= Text shown =
-.-.-


      • DoublePlusGood 1.1.1

        So you propose the general public do the policy development and setting? Does the general public have the expertise in enough areas to do that?

        • weka 1.1.1.1

          collectively they do if they also have the option of using experts to help them in the process.

          What we don’t have is experience and skill in working collectively. Whether we can learn that I don’t know.

  2. D'Esterre 2

    Talk is cheap. If he’s sincere in this, he ought to come to NZ and hand himself in to police. Then he can face justice here. Fat chance that’ll happen, though.

    • dukeofurl 2.1

      I was struck by how dissembling and avoiding blame he was during his ‘quasi confession’
      He was very careful to minimise what he and his colleagues did, and his excuses dont ring true.

      The bomb under the keel, wasnt to keep the ‘crew away’ it was deliberately done to prevent the ship being repaired economically and used again. Thats what under keel explosions do.
      As for the explosion on the side of the ship being ‘too big’ thats ridiculous as the amound of explosive used would certainly blow a large hole, this has been known for a long time as one of the uses of underater explosive against a hull, the effect is magnified by the water

  3. JanM 3

    I think it does change something – it is not often that someone who has been involved in dishonourable practices on behalf of their country (and there is blood on the hands of us all) fronts up. It has added a little drop of honesty in a very nasty international game.

    • Anne 3.1

      I agree JanM. It does change something.

      It seems to me TV1 “Sunday” were in receipt of information that perhaps prompted them to track down this Jean-Luk Kister in the first place. He clearly wanted to make a public apology for the part he played in the tragedy.

-.-.-

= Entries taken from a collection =
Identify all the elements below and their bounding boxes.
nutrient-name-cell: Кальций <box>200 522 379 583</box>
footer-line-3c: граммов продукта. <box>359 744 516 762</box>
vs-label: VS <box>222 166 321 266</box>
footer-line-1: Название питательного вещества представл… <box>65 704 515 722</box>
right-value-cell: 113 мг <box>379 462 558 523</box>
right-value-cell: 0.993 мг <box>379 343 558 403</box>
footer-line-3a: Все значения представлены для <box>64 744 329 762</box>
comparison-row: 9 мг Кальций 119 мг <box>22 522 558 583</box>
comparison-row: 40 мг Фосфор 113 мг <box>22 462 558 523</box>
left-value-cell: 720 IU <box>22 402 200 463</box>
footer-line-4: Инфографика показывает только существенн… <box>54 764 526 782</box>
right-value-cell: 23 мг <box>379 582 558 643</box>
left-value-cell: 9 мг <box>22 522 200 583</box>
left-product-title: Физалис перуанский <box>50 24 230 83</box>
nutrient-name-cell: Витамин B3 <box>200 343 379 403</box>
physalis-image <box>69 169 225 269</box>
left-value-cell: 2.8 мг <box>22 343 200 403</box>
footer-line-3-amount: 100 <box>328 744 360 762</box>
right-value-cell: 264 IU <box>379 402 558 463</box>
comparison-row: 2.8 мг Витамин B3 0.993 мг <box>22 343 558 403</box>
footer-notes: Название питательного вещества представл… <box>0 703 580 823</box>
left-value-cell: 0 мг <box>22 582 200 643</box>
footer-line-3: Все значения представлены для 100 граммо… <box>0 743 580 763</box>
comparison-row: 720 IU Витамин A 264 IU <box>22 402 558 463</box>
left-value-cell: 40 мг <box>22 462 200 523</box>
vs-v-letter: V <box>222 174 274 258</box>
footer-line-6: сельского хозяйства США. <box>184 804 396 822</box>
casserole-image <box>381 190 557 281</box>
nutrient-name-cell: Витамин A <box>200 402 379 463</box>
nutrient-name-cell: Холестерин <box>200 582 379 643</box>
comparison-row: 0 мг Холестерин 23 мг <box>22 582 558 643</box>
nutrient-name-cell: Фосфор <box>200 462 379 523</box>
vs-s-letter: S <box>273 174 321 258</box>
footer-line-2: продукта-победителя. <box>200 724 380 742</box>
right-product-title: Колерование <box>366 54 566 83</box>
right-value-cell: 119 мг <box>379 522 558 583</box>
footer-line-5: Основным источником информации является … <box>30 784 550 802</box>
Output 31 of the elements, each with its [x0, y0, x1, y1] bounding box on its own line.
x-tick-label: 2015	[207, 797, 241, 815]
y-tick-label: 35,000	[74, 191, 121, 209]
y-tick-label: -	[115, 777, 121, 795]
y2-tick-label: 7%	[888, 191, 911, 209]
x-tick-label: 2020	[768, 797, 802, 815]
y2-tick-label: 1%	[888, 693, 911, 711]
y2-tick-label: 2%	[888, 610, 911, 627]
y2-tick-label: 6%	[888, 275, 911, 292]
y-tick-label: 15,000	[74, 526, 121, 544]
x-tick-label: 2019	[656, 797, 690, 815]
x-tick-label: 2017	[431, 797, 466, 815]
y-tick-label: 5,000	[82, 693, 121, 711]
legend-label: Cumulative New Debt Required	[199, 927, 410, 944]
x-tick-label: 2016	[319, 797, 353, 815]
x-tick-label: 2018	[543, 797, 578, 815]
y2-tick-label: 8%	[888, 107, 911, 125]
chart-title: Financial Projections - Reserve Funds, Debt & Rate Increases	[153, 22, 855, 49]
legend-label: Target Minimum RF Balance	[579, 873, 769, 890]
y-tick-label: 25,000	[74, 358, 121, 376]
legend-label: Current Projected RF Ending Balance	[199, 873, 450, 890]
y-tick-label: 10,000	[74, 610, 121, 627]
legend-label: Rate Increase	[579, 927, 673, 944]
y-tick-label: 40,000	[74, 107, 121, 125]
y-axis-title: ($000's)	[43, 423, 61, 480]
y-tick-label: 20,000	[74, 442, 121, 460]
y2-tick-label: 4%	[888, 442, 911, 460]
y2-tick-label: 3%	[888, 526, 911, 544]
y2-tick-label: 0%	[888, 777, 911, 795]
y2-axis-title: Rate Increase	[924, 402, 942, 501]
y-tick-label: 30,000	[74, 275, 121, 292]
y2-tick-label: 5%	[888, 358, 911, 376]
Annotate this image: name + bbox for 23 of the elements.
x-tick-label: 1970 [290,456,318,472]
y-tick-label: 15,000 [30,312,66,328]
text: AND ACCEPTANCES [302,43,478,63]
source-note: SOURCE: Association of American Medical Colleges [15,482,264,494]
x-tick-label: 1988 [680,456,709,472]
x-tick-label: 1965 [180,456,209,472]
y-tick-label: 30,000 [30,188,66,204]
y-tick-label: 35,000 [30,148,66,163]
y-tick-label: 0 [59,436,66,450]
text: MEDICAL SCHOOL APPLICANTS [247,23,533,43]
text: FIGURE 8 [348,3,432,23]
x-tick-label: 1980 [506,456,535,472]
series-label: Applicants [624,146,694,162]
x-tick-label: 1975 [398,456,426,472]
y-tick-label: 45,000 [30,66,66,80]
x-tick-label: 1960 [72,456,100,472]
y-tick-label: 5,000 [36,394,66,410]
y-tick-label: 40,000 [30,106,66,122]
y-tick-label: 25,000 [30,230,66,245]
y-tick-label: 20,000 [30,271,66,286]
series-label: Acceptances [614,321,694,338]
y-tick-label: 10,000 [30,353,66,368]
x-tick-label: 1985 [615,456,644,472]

-.-.-

Can you quote the comment thread word for word, starting at "collectively they do" and ending at "dont ring true."? This material comes from a separate source.

= Exercise output =
collectively they do if they also have the option of using experts to help them in the process.

          What we don’t have is experience and skill in working collectively. Whether we can learn that I don’t know.

  2. D'Esterre 2

    Talk is cheap. If he’s sincere in this, he ought to come to NZ and hand himself in to police. Then he can face justice here. Fat chance that’ll happen, though.

    • dukeofurl 2.1

      I was struck by how dissembling and avoiding blame he was during his ‘quasi confession’
      He was very careful to minimise what he and his colleagues did, and his excuses dont ring true.